- [Set task]: Quote, without change, all of the lines that follow.

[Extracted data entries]
=-=-=
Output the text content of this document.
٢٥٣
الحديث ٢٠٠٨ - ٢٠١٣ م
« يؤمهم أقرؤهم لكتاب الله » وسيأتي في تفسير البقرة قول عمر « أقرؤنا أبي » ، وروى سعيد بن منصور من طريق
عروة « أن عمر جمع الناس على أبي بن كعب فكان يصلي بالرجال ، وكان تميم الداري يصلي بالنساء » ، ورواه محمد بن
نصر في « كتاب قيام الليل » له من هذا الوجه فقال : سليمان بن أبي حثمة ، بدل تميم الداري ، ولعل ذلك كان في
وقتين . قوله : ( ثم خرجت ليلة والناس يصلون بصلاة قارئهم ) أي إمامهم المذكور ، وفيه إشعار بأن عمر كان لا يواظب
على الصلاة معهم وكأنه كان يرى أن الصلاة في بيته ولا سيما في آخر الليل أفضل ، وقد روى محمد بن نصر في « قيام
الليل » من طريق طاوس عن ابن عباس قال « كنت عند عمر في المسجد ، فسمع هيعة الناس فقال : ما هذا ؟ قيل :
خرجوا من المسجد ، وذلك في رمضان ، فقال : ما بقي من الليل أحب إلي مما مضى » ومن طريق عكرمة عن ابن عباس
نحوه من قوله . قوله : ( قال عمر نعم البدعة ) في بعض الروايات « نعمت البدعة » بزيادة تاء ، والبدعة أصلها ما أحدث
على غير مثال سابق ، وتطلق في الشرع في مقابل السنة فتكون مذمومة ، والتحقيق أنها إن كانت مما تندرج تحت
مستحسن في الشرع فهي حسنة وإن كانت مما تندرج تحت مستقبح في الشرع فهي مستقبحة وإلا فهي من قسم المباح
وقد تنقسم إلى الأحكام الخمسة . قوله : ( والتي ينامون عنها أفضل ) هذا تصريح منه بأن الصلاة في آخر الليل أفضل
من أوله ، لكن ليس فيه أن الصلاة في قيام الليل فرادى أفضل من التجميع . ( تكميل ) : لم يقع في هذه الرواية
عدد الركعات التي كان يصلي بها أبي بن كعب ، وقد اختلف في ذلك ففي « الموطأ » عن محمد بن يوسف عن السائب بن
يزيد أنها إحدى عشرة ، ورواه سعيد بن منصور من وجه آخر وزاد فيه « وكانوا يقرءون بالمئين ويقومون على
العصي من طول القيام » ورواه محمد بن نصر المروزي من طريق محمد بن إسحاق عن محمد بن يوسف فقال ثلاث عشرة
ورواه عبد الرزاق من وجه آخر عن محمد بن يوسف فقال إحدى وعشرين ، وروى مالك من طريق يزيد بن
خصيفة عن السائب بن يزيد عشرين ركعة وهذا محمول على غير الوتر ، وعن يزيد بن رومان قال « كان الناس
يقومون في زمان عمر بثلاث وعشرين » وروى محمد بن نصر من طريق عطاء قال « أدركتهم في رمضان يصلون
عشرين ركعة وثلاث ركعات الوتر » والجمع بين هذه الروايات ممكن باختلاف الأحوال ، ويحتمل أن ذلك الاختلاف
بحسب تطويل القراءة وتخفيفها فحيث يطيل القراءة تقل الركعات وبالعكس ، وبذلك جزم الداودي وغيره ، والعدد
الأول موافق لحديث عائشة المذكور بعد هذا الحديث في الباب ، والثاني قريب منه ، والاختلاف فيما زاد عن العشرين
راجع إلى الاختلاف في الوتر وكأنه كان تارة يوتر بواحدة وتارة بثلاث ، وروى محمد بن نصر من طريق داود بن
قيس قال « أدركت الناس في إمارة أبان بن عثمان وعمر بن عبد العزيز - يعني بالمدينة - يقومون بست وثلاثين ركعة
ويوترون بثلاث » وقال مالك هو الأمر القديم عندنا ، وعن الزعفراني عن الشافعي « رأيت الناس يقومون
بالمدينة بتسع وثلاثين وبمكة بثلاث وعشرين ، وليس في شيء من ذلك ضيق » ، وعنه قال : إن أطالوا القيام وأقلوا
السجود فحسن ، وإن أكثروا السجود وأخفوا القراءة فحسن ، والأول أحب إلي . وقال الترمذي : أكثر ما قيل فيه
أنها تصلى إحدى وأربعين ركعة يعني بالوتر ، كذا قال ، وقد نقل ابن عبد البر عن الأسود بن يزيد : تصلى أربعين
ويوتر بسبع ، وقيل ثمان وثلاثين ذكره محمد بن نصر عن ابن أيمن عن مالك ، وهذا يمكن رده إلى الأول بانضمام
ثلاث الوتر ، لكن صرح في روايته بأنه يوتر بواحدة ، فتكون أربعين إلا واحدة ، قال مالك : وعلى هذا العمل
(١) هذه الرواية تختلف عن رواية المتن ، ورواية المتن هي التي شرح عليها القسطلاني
=-=-=
- [Complete output]:
Output the text content of this document.
٢٥٣
الحديث ٢٠٠٨ - ٢٠١٣ م
« يؤمهم أقرؤهم لكتاب الله » وسيأتي في تفسير البقرة قول عمر « أقرؤنا أبي » ، وروى سعيد بن منصور من طريق
عروة « أن عمر جمع الناس على أبي بن كعب فكان يصلي بالرجال ، وكان تميم الداري يصلي بالنساء » ، ورواه محمد بن
نصر في « كتاب قيام الليل » له من هذا الوجه فقال : سليمان بن أبي حثمة ، بدل تميم الداري ، ولعل ذلك كان في
وقتين . قوله : ( ثم خرجت ليلة والناس يصلون بصلاة قارئهم ) أي إمامهم المذكور ، وفيه إشعار بأن عمر كان لا يواظب
على الصلاة معهم وكأنه كان يرى أن الصلاة في بيته ولا سيما في آخر الليل أفضل ، وقد روى محمد بن نصر في « قيام
الليل » من طريق طاوس عن ابن عباس قال « كنت عند عمر في المسجد ، فسمع هيعة الناس فقال : ما هذا ؟ قيل :
خرجوا من المسجد ، وذلك في رمضان ، فقال : ما بقي من الليل أحب إلي مما مضى » ومن طريق عكرمة عن ابن عباس
نحوه من قوله . قوله : ( قال عمر نعم البدعة ) في بعض الروايات « نعمت البدعة » بزيادة تاء ، والبدعة أصلها ما أحدث
على غير مثال سابق ، وتطلق في الشرع في مقابل السنة فتكون مذمومة ، والتحقيق أنها إن كانت مما تندرج تحت
مستحسن في الشرع فهي حسنة وإن كانت مما تندرج تحت مستقبح في الشرع فهي مستقبحة وإلا فهي من قسم المباح
وقد تنقسم إلى الأحكام الخمسة . قوله : ( والتي ينامون عنها أفضل ) هذا تصريح منه بأن الصلاة في آخر الليل أفضل
من أوله ، لكن ليس فيه أن الصلاة في قيام الليل فرادى أفضل من التجميع . ( تكميل ) : لم يقع في هذه الرواية
عدد الركعات التي كان يصلي بها أبي بن كعب ، وقد اختلف في ذلك ففي « الموطأ » عن محمد بن يوسف عن السائب بن
يزيد أنها إحدى عشرة ، ورواه سعيد بن منصور من وجه آخر وزاد فيه « وكانوا يقرءون بالمئين ويقومون على
العصي من طول القيام » ورواه محمد بن نصر المروزي من طريق محمد بن إسحاق عن محمد بن يوسف فقال ثلاث عشرة
ورواه عبد الرزاق من وجه آخر عن محمد بن يوسف فقال إحدى وعشرين ، وروى مالك من طريق يزيد بن
خصيفة عن السائب بن يزيد عشرين ركعة وهذا محمول على غير الوتر ، وعن يزيد بن رومان قال « كان الناس
يقومون في زمان عمر بثلاث وعشرين » وروى محمد بن نصر من طريق عطاء قال « أدركتهم في رمضان يصلون
عشرين ركعة وثلاث ركعات الوتر » والجمع بين هذه الروايات ممكن باختلاف الأحوال ، ويحتمل أن ذلك الاختلاف
بحسب تطويل القراءة وتخفيفها فحيث يطيل القراءة تقل الركعات وبالعكس ، وبذلك جزم الداودي وغيره ، والعدد
الأول موافق لحديث عائشة المذكور بعد هذا الحديث في الباب ، والثاني قريب منه ، والاختلاف فيما زاد عن العشرين
راجع إلى الاختلاف في الوتر وكأنه كان تارة يوتر بواحدة وتارة بثلاث ، وروى محمد بن نصر من طريق داود بن
قيس قال « أدركت الناس في إمارة أبان بن عثمان وعمر بن عبد العزيز - يعني بالمدينة - يقومون بست وثلاثين ركعة
ويوترون بثلاث » وقال مالك هو الأمر القديم عندنا ، وعن الزعفراني عن الشافعي « رأيت الناس يقومون
بالمدينة بتسع وثلاثين وبمكة بثلاث وعشرين ، وليس في شيء من ذلك ضيق » ، وعنه قال : إن أطالوا القيام وأقلوا
السجود فحسن ، وإن أكثروا السجود وأخفوا القراءة فحسن ، والأول أحب إلي . وقال الترمذي : أكثر ما قيل فيه
أنها تصلى إحدى وأربعين ركعة يعني بالوتر ، كذا قال ، وقد نقل ابن عبد البر عن الأسود بن يزيد : تصلى أربعين
ويوتر بسبع ، وقيل ثمان وثلاثين ذكره محمد بن نصر عن ابن أيمن عن مالك ، وهذا يمكن رده إلى الأول بانضمام
ثلاث الوتر ، لكن صرح في روايته بأنه يوتر بواحدة ، فتكون أربعين إلا واحدة ، قال مالك : وعلى هذا العمل
(١) هذه الرواية تختلف عن رواية المتن ، ورواية المتن هي التي شرح عليها القسطلاني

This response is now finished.